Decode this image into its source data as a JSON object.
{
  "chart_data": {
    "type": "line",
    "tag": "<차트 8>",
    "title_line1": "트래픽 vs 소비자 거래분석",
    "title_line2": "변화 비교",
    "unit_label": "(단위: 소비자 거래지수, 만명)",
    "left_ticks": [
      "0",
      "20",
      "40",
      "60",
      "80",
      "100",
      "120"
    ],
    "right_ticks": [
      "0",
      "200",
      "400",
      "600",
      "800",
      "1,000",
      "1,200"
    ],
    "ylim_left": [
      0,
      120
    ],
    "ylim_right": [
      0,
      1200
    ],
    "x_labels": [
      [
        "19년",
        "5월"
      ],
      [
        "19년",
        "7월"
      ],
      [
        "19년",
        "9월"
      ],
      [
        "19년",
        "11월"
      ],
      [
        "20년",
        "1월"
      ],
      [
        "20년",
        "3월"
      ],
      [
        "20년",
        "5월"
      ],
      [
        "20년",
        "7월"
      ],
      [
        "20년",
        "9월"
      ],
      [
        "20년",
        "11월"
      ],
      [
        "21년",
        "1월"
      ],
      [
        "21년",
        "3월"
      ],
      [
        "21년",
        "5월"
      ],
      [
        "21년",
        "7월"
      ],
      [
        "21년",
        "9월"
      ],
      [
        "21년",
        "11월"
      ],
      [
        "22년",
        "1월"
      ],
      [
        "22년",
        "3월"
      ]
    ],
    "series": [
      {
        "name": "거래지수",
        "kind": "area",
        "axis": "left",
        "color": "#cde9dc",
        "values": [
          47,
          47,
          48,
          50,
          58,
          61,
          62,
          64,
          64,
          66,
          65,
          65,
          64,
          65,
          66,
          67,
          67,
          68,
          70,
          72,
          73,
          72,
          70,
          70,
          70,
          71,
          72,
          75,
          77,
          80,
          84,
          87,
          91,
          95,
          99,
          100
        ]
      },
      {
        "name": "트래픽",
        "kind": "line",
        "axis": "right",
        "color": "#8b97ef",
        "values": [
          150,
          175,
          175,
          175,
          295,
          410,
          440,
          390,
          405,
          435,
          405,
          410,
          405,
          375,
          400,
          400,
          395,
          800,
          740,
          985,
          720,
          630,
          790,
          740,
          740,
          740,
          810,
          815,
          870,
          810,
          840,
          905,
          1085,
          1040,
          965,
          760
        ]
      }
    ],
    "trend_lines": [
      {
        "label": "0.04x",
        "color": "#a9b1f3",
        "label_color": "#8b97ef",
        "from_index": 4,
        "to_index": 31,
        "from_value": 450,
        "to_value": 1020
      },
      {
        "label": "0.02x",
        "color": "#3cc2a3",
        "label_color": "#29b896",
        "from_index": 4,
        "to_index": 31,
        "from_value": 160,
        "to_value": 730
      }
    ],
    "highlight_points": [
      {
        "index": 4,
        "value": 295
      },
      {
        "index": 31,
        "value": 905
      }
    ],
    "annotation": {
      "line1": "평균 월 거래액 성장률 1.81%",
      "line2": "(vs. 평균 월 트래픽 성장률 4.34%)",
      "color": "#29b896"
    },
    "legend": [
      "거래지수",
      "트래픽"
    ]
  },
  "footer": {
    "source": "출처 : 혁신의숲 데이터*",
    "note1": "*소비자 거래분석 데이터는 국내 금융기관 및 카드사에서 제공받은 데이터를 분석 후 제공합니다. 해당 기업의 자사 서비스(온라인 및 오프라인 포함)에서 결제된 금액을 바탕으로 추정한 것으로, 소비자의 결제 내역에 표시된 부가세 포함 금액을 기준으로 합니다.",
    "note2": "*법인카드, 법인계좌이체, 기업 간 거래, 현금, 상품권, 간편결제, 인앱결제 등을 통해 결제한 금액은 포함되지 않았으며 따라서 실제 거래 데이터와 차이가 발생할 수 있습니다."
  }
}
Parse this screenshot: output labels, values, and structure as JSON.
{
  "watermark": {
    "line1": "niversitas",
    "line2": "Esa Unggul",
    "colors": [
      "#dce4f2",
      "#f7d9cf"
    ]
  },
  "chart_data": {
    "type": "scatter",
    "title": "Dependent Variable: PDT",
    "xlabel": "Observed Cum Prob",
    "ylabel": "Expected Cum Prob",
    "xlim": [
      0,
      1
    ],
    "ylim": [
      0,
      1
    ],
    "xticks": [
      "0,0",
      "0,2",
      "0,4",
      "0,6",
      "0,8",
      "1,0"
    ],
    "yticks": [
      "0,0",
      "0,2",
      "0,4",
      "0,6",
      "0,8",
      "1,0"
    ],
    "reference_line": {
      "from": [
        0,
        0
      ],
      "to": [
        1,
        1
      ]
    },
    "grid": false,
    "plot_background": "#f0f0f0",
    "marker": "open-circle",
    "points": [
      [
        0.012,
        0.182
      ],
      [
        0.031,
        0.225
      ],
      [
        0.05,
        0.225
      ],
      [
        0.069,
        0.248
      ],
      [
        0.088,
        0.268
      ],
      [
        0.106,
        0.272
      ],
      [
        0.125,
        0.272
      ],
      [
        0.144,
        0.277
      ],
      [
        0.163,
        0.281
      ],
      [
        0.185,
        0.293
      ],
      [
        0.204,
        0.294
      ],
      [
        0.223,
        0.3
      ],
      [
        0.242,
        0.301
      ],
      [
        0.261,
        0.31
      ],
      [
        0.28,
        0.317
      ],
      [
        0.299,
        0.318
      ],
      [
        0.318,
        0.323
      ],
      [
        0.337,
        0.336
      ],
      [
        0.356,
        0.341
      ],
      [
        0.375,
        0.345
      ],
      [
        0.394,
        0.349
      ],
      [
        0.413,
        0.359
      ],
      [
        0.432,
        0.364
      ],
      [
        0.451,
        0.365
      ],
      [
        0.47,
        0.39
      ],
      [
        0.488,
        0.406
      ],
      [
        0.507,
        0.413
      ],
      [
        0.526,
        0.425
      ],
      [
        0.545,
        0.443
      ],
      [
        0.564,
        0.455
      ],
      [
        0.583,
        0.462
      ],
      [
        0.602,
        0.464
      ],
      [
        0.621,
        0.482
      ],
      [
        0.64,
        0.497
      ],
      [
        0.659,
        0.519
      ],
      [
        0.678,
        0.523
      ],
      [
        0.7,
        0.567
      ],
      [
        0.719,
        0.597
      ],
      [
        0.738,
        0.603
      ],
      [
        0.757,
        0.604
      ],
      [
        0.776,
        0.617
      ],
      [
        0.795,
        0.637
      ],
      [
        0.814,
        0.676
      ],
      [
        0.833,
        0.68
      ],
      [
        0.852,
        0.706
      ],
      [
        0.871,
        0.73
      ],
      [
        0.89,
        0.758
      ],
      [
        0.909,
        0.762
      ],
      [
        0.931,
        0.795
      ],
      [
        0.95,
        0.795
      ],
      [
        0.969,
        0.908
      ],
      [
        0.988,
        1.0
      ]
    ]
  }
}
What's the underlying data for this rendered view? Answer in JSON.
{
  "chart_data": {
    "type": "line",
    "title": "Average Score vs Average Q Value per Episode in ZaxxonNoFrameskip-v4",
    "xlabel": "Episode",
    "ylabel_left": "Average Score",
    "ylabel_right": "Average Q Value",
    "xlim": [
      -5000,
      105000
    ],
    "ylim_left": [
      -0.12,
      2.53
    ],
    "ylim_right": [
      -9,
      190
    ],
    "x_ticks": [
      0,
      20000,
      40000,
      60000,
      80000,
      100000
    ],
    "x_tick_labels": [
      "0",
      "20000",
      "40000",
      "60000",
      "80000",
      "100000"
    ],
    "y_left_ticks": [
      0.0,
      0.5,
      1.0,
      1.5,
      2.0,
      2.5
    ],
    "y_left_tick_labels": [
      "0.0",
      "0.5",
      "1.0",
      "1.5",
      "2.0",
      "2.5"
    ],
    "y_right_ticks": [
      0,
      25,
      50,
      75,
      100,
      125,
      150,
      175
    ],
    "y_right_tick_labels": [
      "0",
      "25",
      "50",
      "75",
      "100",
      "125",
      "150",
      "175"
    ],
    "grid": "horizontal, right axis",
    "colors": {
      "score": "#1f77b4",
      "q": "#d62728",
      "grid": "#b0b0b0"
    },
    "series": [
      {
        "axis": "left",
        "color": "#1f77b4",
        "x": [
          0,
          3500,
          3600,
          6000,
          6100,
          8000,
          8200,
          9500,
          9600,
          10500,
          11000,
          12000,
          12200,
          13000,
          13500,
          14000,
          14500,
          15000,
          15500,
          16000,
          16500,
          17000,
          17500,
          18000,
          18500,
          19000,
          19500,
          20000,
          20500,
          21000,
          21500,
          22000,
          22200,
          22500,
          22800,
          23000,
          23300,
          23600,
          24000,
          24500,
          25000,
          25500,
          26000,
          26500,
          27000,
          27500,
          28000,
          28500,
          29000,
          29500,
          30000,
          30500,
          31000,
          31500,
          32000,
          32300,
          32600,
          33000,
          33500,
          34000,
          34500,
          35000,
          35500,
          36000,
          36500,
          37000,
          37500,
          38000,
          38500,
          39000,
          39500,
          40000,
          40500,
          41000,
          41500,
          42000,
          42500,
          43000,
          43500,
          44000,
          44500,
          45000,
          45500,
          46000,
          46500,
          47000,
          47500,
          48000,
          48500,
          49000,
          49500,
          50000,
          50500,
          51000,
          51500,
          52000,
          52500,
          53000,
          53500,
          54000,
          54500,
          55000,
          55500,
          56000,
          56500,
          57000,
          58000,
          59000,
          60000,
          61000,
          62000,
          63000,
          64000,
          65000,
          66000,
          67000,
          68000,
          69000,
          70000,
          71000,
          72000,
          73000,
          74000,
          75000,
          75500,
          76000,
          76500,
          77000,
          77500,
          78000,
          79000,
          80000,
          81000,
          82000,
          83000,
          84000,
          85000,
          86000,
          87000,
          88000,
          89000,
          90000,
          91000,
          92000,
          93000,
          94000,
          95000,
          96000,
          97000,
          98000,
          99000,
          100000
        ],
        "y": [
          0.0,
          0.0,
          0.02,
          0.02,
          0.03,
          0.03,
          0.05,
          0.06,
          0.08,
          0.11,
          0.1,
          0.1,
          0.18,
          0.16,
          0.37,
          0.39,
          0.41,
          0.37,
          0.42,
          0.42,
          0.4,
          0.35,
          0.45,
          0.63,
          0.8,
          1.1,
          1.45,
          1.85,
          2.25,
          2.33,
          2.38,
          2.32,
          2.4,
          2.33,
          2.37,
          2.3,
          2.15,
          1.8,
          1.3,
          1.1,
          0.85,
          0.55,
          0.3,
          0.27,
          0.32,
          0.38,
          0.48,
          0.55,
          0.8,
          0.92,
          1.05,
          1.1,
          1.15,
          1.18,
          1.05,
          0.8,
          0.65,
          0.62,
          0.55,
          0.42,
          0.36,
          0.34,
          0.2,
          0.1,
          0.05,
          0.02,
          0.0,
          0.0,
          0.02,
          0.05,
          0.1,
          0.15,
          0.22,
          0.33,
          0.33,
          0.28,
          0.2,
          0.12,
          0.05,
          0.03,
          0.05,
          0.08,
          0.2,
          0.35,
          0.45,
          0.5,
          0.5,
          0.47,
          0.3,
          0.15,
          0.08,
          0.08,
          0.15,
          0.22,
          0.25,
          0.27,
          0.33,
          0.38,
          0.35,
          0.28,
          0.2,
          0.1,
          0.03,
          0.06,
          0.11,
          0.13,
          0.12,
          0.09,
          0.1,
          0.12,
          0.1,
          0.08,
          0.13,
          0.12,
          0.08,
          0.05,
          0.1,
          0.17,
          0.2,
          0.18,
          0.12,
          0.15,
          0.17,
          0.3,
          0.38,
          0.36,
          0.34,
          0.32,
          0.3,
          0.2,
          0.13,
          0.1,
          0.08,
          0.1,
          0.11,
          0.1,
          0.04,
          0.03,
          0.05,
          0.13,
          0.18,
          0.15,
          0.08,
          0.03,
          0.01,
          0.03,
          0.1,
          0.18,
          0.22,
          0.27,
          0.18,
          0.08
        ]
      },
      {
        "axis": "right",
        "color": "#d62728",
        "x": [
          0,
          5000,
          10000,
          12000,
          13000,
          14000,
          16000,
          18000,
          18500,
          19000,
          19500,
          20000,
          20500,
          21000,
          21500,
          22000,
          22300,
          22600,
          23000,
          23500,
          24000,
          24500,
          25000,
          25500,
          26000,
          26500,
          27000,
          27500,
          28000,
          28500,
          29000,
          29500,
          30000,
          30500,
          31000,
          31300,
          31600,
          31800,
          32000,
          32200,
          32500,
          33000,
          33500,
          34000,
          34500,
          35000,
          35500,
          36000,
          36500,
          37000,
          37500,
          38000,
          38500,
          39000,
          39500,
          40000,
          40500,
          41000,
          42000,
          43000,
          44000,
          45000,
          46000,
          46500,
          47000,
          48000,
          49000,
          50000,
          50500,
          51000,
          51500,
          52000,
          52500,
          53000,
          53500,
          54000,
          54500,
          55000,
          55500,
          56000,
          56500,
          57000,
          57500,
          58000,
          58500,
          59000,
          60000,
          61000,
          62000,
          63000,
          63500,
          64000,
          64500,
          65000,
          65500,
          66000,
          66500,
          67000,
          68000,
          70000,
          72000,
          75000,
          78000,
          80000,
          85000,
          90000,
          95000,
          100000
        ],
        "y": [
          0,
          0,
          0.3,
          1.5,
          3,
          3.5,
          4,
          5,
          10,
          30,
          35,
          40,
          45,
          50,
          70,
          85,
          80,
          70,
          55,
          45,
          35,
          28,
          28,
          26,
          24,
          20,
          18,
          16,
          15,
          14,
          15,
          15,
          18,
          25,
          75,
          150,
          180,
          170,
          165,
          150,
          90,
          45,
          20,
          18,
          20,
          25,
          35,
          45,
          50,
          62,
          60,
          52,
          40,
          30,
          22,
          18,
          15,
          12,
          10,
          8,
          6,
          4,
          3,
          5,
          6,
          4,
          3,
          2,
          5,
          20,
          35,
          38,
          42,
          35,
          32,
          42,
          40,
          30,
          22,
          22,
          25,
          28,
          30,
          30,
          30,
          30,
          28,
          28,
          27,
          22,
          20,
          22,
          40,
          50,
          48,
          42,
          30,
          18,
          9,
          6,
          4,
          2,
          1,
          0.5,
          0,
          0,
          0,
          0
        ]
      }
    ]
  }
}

PROBLEM DESCRIPTION: Copy, from the material above, each line in which the string "grid" occurs.

EXERCISE ANSWER:
    "grid": false,
    "grid": "horizontal, right axis",
      "grid": "#b0b0b0"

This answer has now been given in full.